* Your instructions *
Leave out the pictures and repeat the data exactly.
________________________
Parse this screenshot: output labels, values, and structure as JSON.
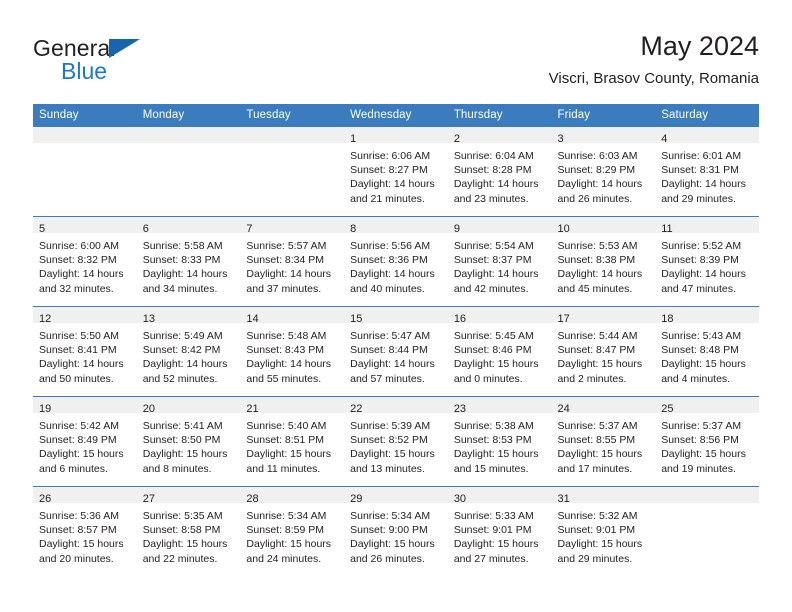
{
  "brand": {
    "line1": "General",
    "line2": "Blue",
    "logo_icon": "triangle-flag-icon"
  },
  "header": {
    "title": "May 2024",
    "subtitle": "Viscri, Brasov County, Romania"
  },
  "theme": {
    "header_blue": "#3a7cbe",
    "brand_blue": "#1b79c9",
    "daystrip_gray": "#f0f0f0",
    "text": "#231f20"
  },
  "calendar": {
    "weekday_headers": [
      "Sunday",
      "Monday",
      "Tuesday",
      "Wednesday",
      "Thursday",
      "Friday",
      "Saturday"
    ],
    "weeks": [
      [
        {
          "day": "",
          "lines": []
        },
        {
          "day": "",
          "lines": []
        },
        {
          "day": "",
          "lines": []
        },
        {
          "day": "1",
          "lines": [
            "Sunrise: 6:06 AM",
            "Sunset: 8:27 PM",
            "Daylight: 14 hours",
            "and 21 minutes."
          ]
        },
        {
          "day": "2",
          "lines": [
            "Sunrise: 6:04 AM",
            "Sunset: 8:28 PM",
            "Daylight: 14 hours",
            "and 23 minutes."
          ]
        },
        {
          "day": "3",
          "lines": [
            "Sunrise: 6:03 AM",
            "Sunset: 8:29 PM",
            "Daylight: 14 hours",
            "and 26 minutes."
          ]
        },
        {
          "day": "4",
          "lines": [
            "Sunrise: 6:01 AM",
            "Sunset: 8:31 PM",
            "Daylight: 14 hours",
            "and 29 minutes."
          ]
        }
      ],
      [
        {
          "day": "5",
          "lines": [
            "Sunrise: 6:00 AM",
            "Sunset: 8:32 PM",
            "Daylight: 14 hours",
            "and 32 minutes."
          ]
        },
        {
          "day": "6",
          "lines": [
            "Sunrise: 5:58 AM",
            "Sunset: 8:33 PM",
            "Daylight: 14 hours",
            "and 34 minutes."
          ]
        },
        {
          "day": "7",
          "lines": [
            "Sunrise: 5:57 AM",
            "Sunset: 8:34 PM",
            "Daylight: 14 hours",
            "and 37 minutes."
          ]
        },
        {
          "day": "8",
          "lines": [
            "Sunrise: 5:56 AM",
            "Sunset: 8:36 PM",
            "Daylight: 14 hours",
            "and 40 minutes."
          ]
        },
        {
          "day": "9",
          "lines": [
            "Sunrise: 5:54 AM",
            "Sunset: 8:37 PM",
            "Daylight: 14 hours",
            "and 42 minutes."
          ]
        },
        {
          "day": "10",
          "lines": [
            "Sunrise: 5:53 AM",
            "Sunset: 8:38 PM",
            "Daylight: 14 hours",
            "and 45 minutes."
          ]
        },
        {
          "day": "11",
          "lines": [
            "Sunrise: 5:52 AM",
            "Sunset: 8:39 PM",
            "Daylight: 14 hours",
            "and 47 minutes."
          ]
        }
      ],
      [
        {
          "day": "12",
          "lines": [
            "Sunrise: 5:50 AM",
            "Sunset: 8:41 PM",
            "Daylight: 14 hours",
            "and 50 minutes."
          ]
        },
        {
          "day": "13",
          "lines": [
            "Sunrise: 5:49 AM",
            "Sunset: 8:42 PM",
            "Daylight: 14 hours",
            "and 52 minutes."
          ]
        },
        {
          "day": "14",
          "lines": [
            "Sunrise: 5:48 AM",
            "Sunset: 8:43 PM",
            "Daylight: 14 hours",
            "and 55 minutes."
          ]
        },
        {
          "day": "15",
          "lines": [
            "Sunrise: 5:47 AM",
            "Sunset: 8:44 PM",
            "Daylight: 14 hours",
            "and 57 minutes."
          ]
        },
        {
          "day": "16",
          "lines": [
            "Sunrise: 5:45 AM",
            "Sunset: 8:46 PM",
            "Daylight: 15 hours",
            "and 0 minutes."
          ]
        },
        {
          "day": "17",
          "lines": [
            "Sunrise: 5:44 AM",
            "Sunset: 8:47 PM",
            "Daylight: 15 hours",
            "and 2 minutes."
          ]
        },
        {
          "day": "18",
          "lines": [
            "Sunrise: 5:43 AM",
            "Sunset: 8:48 PM",
            "Daylight: 15 hours",
            "and 4 minutes."
          ]
        }
      ],
      [
        {
          "day": "19",
          "lines": [
            "Sunrise: 5:42 AM",
            "Sunset: 8:49 PM",
            "Daylight: 15 hours",
            "and 6 minutes."
          ]
        },
        {
          "day": "20",
          "lines": [
            "Sunrise: 5:41 AM",
            "Sunset: 8:50 PM",
            "Daylight: 15 hours",
            "and 8 minutes."
          ]
        },
        {
          "day": "21",
          "lines": [
            "Sunrise: 5:40 AM",
            "Sunset: 8:51 PM",
            "Daylight: 15 hours",
            "and 11 minutes."
          ]
        },
        {
          "day": "22",
          "lines": [
            "Sunrise: 5:39 AM",
            "Sunset: 8:52 PM",
            "Daylight: 15 hours",
            "and 13 minutes."
          ]
        },
        {
          "day": "23",
          "lines": [
            "Sunrise: 5:38 AM",
            "Sunset: 8:53 PM",
            "Daylight: 15 hours",
            "and 15 minutes."
          ]
        },
        {
          "day": "24",
          "lines": [
            "Sunrise: 5:37 AM",
            "Sunset: 8:55 PM",
            "Daylight: 15 hours",
            "and 17 minutes."
          ]
        },
        {
          "day": "25",
          "lines": [
            "Sunrise: 5:37 AM",
            "Sunset: 8:56 PM",
            "Daylight: 15 hours",
            "and 19 minutes."
          ]
        }
      ],
      [
        {
          "day": "26",
          "lines": [
            "Sunrise: 5:36 AM",
            "Sunset: 8:57 PM",
            "Daylight: 15 hours",
            "and 20 minutes."
          ]
        },
        {
          "day": "27",
          "lines": [
            "Sunrise: 5:35 AM",
            "Sunset: 8:58 PM",
            "Daylight: 15 hours",
            "and 22 minutes."
          ]
        },
        {
          "day": "28",
          "lines": [
            "Sunrise: 5:34 AM",
            "Sunset: 8:59 PM",
            "Daylight: 15 hours",
            "and 24 minutes."
          ]
        },
        {
          "day": "29",
          "lines": [
            "Sunrise: 5:34 AM",
            "Sunset: 9:00 PM",
            "Daylight: 15 hours",
            "and 26 minutes."
          ]
        },
        {
          "day": "30",
          "lines": [
            "Sunrise: 5:33 AM",
            "Sunset: 9:01 PM",
            "Daylight: 15 hours",
            "and 27 minutes."
          ]
        },
        {
          "day": "31",
          "lines": [
            "Sunrise: 5:32 AM",
            "Sunset: 9:01 PM",
            "Daylight: 15 hours",
            "and 29 minutes."
          ]
        },
        {
          "day": "",
          "lines": []
        }
      ]
    ]
  }
}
________________________
* Task response *
Parse this screenshot: output labels, values, and structure as JSON.
{
  "brand": {
    "line1": "General",
    "line2": "Blue",
    "logo_icon": "triangle-flag-icon"
  },
  "header": {
    "title": "May 2024",
    "subtitle": "Viscri, Brasov County, Romania"
  },
  "theme": {
    "header_blue": "#3a7cbe",
    "brand_blue": "#1b79c9",
    "daystrip_gray": "#f0f0f0",
    "text": "#231f20"
  },
  "calendar": {
    "weekday_headers": [
      "Sunday",
      "Monday",
      "Tuesday",
      "Wednesday",
      "Thursday",
      "Friday",
      "Saturday"
    ],
    "weeks": [
      [
        {
          "day": "",
          "lines": []
        },
        {
          "day": "",
          "lines": []
        },
        {
          "day": "",
          "lines": []
        },
        {
          "day": "1",
          "lines": [
            "Sunrise: 6:06 AM",
            "Sunset: 8:27 PM",
            "Daylight: 14 hours",
            "and 21 minutes."
          ]
        },
        {
          "day": "2",
          "lines": [
            "Sunrise: 6:04 AM",
            "Sunset: 8:28 PM",
            "Daylight: 14 hours",
            "and 23 minutes."
          ]
        },
        {
          "day": "3",
          "lines": [
            "Sunrise: 6:03 AM",
            "Sunset: 8:29 PM",
            "Daylight: 14 hours",
            "and 26 minutes."
          ]
        },
        {
          "day": "4",
          "lines": [
            "Sunrise: 6:01 AM",
            "Sunset: 8:31 PM",
            "Daylight: 14 hours",
            "and 29 minutes."
          ]
        }
      ],
      [
        {
          "day": "5",
          "lines": [
            "Sunrise: 6:00 AM",
            "Sunset: 8:32 PM",
            "Daylight: 14 hours",
            "and 32 minutes."
          ]
        },
        {
          "day": "6",
          "lines": [
            "Sunrise: 5:58 AM",
            "Sunset: 8:33 PM",
            "Daylight: 14 hours",
            "and 34 minutes."
          ]
        },
        {
          "day": "7",
          "lines": [
            "Sunrise: 5:57 AM",
            "Sunset: 8:34 PM",
            "Daylight: 14 hours",
            "and 37 minutes."
          ]
        },
        {
          "day": "8",
          "lines": [
            "Sunrise: 5:56 AM",
            "Sunset: 8:36 PM",
            "Daylight: 14 hours",
            "and 40 minutes."
          ]
        },
        {
          "day": "9",
          "lines": [
            "Sunrise: 5:54 AM",
            "Sunset: 8:37 PM",
            "Daylight: 14 hours",
            "and 42 minutes."
          ]
        },
        {
          "day": "10",
          "lines": [
            "Sunrise: 5:53 AM",
            "Sunset: 8:38 PM",
            "Daylight: 14 hours",
            "and 45 minutes."
          ]
        },
        {
          "day": "11",
          "lines": [
            "Sunrise: 5:52 AM",
            "Sunset: 8:39 PM",
            "Daylight: 14 hours",
            "and 47 minutes."
          ]
        }
      ],
      [
        {
          "day": "12",
          "lines": [
            "Sunrise: 5:50 AM",
            "Sunset: 8:41 PM",
            "Daylight: 14 hours",
            "and 50 minutes."
          ]
        },
        {
          "day": "13",
          "lines": [
            "Sunrise: 5:49 AM",
            "Sunset: 8:42 PM",
            "Daylight: 14 hours",
            "and 52 minutes."
          ]
        },
        {
          "day": "14",
          "lines": [
            "Sunrise: 5:48 AM",
            "Sunset: 8:43 PM",
            "Daylight: 14 hours",
            "and 55 minutes."
          ]
        },
        {
          "day": "15",
          "lines": [
            "Sunrise: 5:47 AM",
            "Sunset: 8:44 PM",
            "Daylight: 14 hours",
            "and 57 minutes."
          ]
        },
        {
          "day": "16",
          "lines": [
            "Sunrise: 5:45 AM",
            "Sunset: 8:46 PM",
            "Daylight: 15 hours",
            "and 0 minutes."
          ]
        },
        {
          "day": "17",
          "lines": [
            "Sunrise: 5:44 AM",
            "Sunset: 8:47 PM",
            "Daylight: 15 hours",
            "and 2 minutes."
          ]
        },
        {
          "day": "18",
          "lines": [
            "Sunrise: 5:43 AM",
            "Sunset: 8:48 PM",
            "Daylight: 15 hours",
            "and 4 minutes."
          ]
        }
      ],
      [
        {
          "day": "19",
          "lines": [
            "Sunrise: 5:42 AM",
            "Sunset: 8:49 PM",
            "Daylight: 15 hours",
            "and 6 minutes."
          ]
        },
        {
          "day": "20",
          "lines": [
            "Sunrise: 5:41 AM",
            "Sunset: 8:50 PM",
            "Daylight: 15 hours",
            "and 8 minutes."
          ]
        },
        {
          "day": "21",
          "lines": [
            "Sunrise: 5:40 AM",
            "Sunset: 8:51 PM",
            "Daylight: 15 hours",
            "and 11 minutes."
          ]
        },
        {
          "day": "22",
          "lines": [
            "Sunrise: 5:39 AM",
            "Sunset: 8:52 PM",
            "Daylight: 15 hours",
            "and 13 minutes."
          ]
        },
        {
          "day": "23",
          "lines": [
            "Sunrise: 5:38 AM",
            "Sunset: 8:53 PM",
            "Daylight: 15 hours",
            "and 15 minutes."
          ]
        },
        {
          "day": "24",
          "lines": [
            "Sunrise: 5:37 AM",
            "Sunset: 8:55 PM",
            "Daylight: 15 hours",
            "and 17 minutes."
          ]
        },
        {
          "day": "25",
          "lines": [
            "Sunrise: 5:37 AM",
            "Sunset: 8:56 PM",
            "Daylight: 15 hours",
            "and 19 minutes."
          ]
        }
      ],
      [
        {
          "day": "26",
          "lines": [
            "Sunrise: 5:36 AM",
            "Sunset: 8:57 PM",
            "Daylight: 15 hours",
            "and 20 minutes."
          ]
        },
        {
          "day": "27",
          "lines": [
            "Sunrise: 5:35 AM",
            "Sunset: 8:58 PM",
            "Daylight: 15 hours",
            "and 22 minutes."
          ]
        },
        {
          "day": "28",
          "lines": [
            "Sunrise: 5:34 AM",
            "Sunset: 8:59 PM",
            "Daylight: 15 hours",
            "and 24 minutes."
          ]
        },
        {
          "day": "29",
          "lines": [
            "Sunrise: 5:34 AM",
            "Sunset: 9:00 PM",
            "Daylight: 15 hours",
            "and 26 minutes."
          ]
        },
        {
          "day": "30",
          "lines": [
            "Sunrise: 5:33 AM",
            "Sunset: 9:01 PM",
            "Daylight: 15 hours",
            "and 27 minutes."
          ]
        },
        {
          "day": "31",
          "lines": [
            "Sunrise: 5:32 AM",
            "Sunset: 9:01 PM",
            "Daylight: 15 hours",
            "and 29 minutes."
          ]
        },
        {
          "day": "",
          "lines": []
        }
      ]
    ]
  }
}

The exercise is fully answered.